↓↓↓
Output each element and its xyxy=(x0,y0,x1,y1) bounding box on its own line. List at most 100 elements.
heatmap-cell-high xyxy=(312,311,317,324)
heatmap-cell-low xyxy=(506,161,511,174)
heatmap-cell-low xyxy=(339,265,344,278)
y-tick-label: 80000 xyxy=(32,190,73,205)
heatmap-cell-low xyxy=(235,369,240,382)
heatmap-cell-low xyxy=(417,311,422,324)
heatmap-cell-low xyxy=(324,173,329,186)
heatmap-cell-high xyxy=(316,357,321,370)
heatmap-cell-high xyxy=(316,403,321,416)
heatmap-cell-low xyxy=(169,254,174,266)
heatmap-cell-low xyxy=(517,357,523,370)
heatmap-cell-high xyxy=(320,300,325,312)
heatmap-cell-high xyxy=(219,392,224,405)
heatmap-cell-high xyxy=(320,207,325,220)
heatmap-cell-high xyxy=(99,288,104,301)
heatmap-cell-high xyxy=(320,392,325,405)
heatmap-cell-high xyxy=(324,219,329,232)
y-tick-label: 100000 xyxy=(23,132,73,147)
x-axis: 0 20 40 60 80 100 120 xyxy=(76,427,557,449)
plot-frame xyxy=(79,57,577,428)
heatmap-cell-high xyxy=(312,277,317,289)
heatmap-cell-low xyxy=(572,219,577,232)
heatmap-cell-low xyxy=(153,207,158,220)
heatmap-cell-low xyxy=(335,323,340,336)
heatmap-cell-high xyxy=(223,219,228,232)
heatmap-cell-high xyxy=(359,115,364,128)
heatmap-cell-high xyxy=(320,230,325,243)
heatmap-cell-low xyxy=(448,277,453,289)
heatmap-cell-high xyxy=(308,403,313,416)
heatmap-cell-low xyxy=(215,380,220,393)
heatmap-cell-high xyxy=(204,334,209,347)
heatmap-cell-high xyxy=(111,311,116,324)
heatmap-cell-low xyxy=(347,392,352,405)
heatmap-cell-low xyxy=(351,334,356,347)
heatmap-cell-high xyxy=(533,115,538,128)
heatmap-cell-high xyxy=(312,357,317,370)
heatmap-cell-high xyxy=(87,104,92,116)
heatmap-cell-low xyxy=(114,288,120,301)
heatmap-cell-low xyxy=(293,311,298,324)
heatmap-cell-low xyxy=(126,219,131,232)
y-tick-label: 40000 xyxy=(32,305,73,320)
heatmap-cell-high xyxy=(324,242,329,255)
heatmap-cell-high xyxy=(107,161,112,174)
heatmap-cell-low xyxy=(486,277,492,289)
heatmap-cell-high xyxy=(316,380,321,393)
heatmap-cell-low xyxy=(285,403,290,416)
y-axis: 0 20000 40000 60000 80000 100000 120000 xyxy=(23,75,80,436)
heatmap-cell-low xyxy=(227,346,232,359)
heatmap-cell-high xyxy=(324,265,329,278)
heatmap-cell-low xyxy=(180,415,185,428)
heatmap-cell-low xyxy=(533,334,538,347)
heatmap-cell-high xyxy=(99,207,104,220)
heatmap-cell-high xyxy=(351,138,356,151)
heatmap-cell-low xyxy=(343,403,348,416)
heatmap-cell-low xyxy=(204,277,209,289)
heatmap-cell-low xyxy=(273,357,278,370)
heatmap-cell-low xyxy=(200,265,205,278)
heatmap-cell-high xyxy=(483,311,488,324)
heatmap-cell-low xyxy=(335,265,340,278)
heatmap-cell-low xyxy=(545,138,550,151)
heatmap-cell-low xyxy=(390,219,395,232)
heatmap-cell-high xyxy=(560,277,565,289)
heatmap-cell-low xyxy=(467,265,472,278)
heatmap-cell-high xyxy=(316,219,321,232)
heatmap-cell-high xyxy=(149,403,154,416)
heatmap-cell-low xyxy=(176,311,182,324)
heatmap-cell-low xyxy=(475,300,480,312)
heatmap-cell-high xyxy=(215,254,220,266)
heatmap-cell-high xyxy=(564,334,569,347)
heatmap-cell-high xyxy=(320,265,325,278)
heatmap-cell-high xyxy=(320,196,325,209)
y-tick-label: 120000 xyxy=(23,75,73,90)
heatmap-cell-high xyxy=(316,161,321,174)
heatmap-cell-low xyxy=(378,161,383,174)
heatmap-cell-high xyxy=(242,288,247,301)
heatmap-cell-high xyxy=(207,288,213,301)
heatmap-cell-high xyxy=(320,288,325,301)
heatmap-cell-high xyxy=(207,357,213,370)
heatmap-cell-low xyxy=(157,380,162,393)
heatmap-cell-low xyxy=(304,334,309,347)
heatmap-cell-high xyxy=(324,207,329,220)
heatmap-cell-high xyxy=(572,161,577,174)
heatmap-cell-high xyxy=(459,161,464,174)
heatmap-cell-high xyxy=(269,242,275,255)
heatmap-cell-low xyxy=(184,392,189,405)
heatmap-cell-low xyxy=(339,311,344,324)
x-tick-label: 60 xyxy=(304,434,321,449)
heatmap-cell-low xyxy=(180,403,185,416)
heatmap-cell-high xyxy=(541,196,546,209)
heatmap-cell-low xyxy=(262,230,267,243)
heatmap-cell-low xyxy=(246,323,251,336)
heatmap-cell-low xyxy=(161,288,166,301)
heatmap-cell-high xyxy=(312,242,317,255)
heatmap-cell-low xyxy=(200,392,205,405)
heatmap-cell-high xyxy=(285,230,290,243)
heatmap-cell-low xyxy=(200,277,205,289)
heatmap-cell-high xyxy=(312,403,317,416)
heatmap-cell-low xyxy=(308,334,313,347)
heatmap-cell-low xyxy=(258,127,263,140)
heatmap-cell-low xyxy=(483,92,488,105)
↑↑↑
• What is expected:
Rename every "y-tick-label" in the listing above to "y-axis-label" and reproduce the listing otherwise unchanged.

• Task answer:
Output each element and its xyxy=(x0,y0,x1,y1) bounding box on its own line. List at most 100 elements.
heatmap-cell-high xyxy=(312,311,317,324)
heatmap-cell-low xyxy=(506,161,511,174)
heatmap-cell-low xyxy=(339,265,344,278)
y-axis-label: 80000 xyxy=(32,190,73,205)
heatmap-cell-low xyxy=(235,369,240,382)
heatmap-cell-low xyxy=(417,311,422,324)
heatmap-cell-low xyxy=(324,173,329,186)
heatmap-cell-high xyxy=(316,357,321,370)
heatmap-cell-high xyxy=(316,403,321,416)
heatmap-cell-low xyxy=(169,254,174,266)
heatmap-cell-low xyxy=(517,357,523,370)
heatmap-cell-high xyxy=(320,300,325,312)
heatmap-cell-high xyxy=(219,392,224,405)
heatmap-cell-high xyxy=(320,207,325,220)
heatmap-cell-high xyxy=(99,288,104,301)
heatmap-cell-high xyxy=(320,392,325,405)
heatmap-cell-high xyxy=(324,219,329,232)
y-axis-label: 100000 xyxy=(23,132,73,147)
x-axis: 0 20 40 60 80 100 120 xyxy=(76,427,557,449)
plot-frame xyxy=(79,57,577,428)
heatmap-cell-high xyxy=(312,277,317,289)
heatmap-cell-low xyxy=(572,219,577,232)
heatmap-cell-low xyxy=(153,207,158,220)
heatmap-cell-low xyxy=(335,323,340,336)
heatmap-cell-high xyxy=(223,219,228,232)
heatmap-cell-high xyxy=(359,115,364,128)
heatmap-cell-high xyxy=(320,230,325,243)
heatmap-cell-low xyxy=(448,277,453,289)
heatmap-cell-high xyxy=(308,403,313,416)
heatmap-cell-low xyxy=(215,380,220,393)
heatmap-cell-high xyxy=(204,334,209,347)
heatmap-cell-high xyxy=(111,311,116,324)
heatmap-cell-low xyxy=(347,392,352,405)
heatmap-cell-low xyxy=(351,334,356,347)
heatmap-cell-high xyxy=(533,115,538,128)
heatmap-cell-high xyxy=(312,357,317,370)
heatmap-cell-high xyxy=(87,104,92,116)
heatmap-cell-low xyxy=(114,288,120,301)
heatmap-cell-low xyxy=(293,311,298,324)
heatmap-cell-low xyxy=(126,219,131,232)
y-axis-label: 40000 xyxy=(32,305,73,320)
heatmap-cell-high xyxy=(324,242,329,255)
heatmap-cell-high xyxy=(107,161,112,174)
heatmap-cell-low xyxy=(486,277,492,289)
heatmap-cell-high xyxy=(316,380,321,393)
heatmap-cell-low xyxy=(285,403,290,416)
y-axis: 0 20000 40000 60000 80000 100000 120000 xyxy=(23,75,80,436)
heatmap-cell-low xyxy=(227,346,232,359)
heatmap-cell-high xyxy=(324,265,329,278)
heatmap-cell-low xyxy=(180,415,185,428)
heatmap-cell-low xyxy=(533,334,538,347)
heatmap-cell-high xyxy=(99,207,104,220)
heatmap-cell-high xyxy=(351,138,356,151)
heatmap-cell-low xyxy=(343,403,348,416)
heatmap-cell-low xyxy=(204,277,209,289)
heatmap-cell-low xyxy=(273,357,278,370)
heatmap-cell-low xyxy=(200,265,205,278)
heatmap-cell-high xyxy=(483,311,488,324)
heatmap-cell-low xyxy=(335,265,340,278)
heatmap-cell-low xyxy=(545,138,550,151)
heatmap-cell-low xyxy=(390,219,395,232)
heatmap-cell-high xyxy=(560,277,565,289)
heatmap-cell-low xyxy=(467,265,472,278)
heatmap-cell-high xyxy=(316,219,321,232)
heatmap-cell-high xyxy=(149,403,154,416)
heatmap-cell-low xyxy=(176,311,182,324)
heatmap-cell-low xyxy=(475,300,480,312)
heatmap-cell-high xyxy=(215,254,220,266)
heatmap-cell-high xyxy=(564,334,569,347)
heatmap-cell-high xyxy=(320,265,325,278)
heatmap-cell-high xyxy=(320,196,325,209)
y-axis-label: 120000 xyxy=(23,75,73,90)
heatmap-cell-high xyxy=(316,161,321,174)
heatmap-cell-low xyxy=(378,161,383,174)
heatmap-cell-high xyxy=(242,288,247,301)
heatmap-cell-high xyxy=(207,288,213,301)
heatmap-cell-high xyxy=(320,288,325,301)
heatmap-cell-high xyxy=(207,357,213,370)
heatmap-cell-low xyxy=(157,380,162,393)
heatmap-cell-low xyxy=(304,334,309,347)
heatmap-cell-high xyxy=(324,207,329,220)
heatmap-cell-high xyxy=(572,161,577,174)
heatmap-cell-high xyxy=(459,161,464,174)
heatmap-cell-high xyxy=(269,242,275,255)
heatmap-cell-low xyxy=(184,392,189,405)
heatmap-cell-low xyxy=(339,311,344,324)
x-tick-label: 60 xyxy=(304,434,321,449)
heatmap-cell-low xyxy=(180,403,185,416)
heatmap-cell-high xyxy=(541,196,546,209)
heatmap-cell-low xyxy=(262,230,267,243)
heatmap-cell-low xyxy=(246,323,251,336)
heatmap-cell-low xyxy=(161,288,166,301)
heatmap-cell-high xyxy=(312,242,317,255)
heatmap-cell-low xyxy=(200,392,205,405)
heatmap-cell-high xyxy=(285,230,290,243)
heatmap-cell-low xyxy=(200,277,205,289)
heatmap-cell-high xyxy=(312,403,317,416)
heatmap-cell-low xyxy=(308,334,313,347)
heatmap-cell-low xyxy=(258,127,263,140)
heatmap-cell-low xyxy=(483,92,488,105)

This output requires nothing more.